* [Records for processing]
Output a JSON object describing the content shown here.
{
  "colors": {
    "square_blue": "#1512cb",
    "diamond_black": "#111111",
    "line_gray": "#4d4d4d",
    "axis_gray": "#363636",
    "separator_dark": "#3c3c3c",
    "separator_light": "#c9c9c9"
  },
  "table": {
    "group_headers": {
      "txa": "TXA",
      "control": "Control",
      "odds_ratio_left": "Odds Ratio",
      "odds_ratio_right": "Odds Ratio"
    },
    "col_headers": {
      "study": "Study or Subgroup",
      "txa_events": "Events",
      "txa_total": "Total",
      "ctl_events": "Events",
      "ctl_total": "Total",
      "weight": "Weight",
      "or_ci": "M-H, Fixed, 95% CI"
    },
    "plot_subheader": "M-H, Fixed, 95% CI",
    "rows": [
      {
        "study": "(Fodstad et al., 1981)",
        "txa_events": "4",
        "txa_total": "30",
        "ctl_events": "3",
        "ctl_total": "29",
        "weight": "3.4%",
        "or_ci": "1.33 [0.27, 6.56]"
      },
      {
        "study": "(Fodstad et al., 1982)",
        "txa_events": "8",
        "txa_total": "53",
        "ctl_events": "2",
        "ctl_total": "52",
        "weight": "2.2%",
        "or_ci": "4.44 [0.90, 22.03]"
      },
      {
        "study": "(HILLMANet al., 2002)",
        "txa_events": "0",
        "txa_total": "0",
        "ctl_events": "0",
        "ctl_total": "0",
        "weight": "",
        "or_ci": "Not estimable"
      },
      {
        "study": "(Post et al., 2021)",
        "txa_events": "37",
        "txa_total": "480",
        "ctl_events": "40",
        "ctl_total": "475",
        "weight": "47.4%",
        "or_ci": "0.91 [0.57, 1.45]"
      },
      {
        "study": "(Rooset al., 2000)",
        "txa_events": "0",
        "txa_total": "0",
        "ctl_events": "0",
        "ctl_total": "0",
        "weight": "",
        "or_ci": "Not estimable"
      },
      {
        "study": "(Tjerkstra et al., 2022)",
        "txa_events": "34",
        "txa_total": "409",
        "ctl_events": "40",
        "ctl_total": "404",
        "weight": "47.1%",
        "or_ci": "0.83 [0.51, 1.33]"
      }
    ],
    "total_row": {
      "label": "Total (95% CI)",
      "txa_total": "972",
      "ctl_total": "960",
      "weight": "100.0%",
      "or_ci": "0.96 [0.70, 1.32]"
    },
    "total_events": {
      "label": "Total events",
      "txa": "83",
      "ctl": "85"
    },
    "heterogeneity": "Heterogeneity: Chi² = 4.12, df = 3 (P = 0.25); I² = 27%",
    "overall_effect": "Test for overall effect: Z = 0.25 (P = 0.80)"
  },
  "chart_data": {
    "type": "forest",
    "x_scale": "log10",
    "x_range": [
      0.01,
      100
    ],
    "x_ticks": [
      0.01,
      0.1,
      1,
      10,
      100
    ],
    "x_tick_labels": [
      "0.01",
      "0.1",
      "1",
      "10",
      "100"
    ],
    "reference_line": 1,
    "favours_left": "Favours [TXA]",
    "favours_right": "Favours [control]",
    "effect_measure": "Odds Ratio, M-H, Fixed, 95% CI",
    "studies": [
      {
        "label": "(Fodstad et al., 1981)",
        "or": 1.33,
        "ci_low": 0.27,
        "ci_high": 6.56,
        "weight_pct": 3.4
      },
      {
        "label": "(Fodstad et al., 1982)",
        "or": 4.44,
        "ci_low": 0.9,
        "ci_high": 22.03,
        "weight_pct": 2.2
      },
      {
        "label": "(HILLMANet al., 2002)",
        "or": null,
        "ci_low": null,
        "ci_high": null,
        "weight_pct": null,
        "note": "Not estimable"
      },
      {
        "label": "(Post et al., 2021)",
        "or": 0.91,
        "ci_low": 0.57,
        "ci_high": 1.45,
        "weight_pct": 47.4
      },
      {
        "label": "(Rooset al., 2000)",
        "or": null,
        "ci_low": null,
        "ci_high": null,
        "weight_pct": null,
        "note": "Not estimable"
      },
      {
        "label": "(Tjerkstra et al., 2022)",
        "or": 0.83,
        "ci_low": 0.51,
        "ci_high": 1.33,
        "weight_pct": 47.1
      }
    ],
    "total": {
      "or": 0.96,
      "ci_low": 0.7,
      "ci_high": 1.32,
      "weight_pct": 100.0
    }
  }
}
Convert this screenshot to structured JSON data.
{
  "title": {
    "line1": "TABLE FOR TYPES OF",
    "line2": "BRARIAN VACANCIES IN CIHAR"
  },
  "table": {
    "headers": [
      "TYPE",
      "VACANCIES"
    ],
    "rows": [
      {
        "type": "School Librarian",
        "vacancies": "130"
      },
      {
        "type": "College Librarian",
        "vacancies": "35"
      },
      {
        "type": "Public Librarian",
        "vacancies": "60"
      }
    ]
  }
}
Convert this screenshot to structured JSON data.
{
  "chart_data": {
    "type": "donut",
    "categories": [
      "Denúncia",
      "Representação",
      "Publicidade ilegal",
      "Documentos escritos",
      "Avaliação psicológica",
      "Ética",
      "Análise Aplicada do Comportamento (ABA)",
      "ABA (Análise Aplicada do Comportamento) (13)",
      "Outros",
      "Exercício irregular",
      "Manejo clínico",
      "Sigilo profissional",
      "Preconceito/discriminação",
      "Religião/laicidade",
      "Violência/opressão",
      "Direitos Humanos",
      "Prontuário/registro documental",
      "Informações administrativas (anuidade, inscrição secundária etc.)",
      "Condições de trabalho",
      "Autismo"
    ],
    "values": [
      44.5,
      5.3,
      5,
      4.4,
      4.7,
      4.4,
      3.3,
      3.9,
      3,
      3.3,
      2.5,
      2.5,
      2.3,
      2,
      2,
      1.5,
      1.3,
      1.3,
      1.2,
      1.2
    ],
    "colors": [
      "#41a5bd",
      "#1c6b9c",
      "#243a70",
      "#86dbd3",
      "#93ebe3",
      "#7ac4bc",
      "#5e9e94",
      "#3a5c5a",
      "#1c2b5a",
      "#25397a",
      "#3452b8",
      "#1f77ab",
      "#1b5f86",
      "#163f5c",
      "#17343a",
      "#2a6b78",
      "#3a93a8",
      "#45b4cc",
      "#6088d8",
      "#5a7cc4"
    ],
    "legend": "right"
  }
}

* [The problem] Scan the records for the string "Comportamento". Copy each line in which it appears.

* [Complete output]
      "Análise Aplicada do Comportamento (ABA)",
      "ABA (Análise Aplicada do Comportamento) (13)",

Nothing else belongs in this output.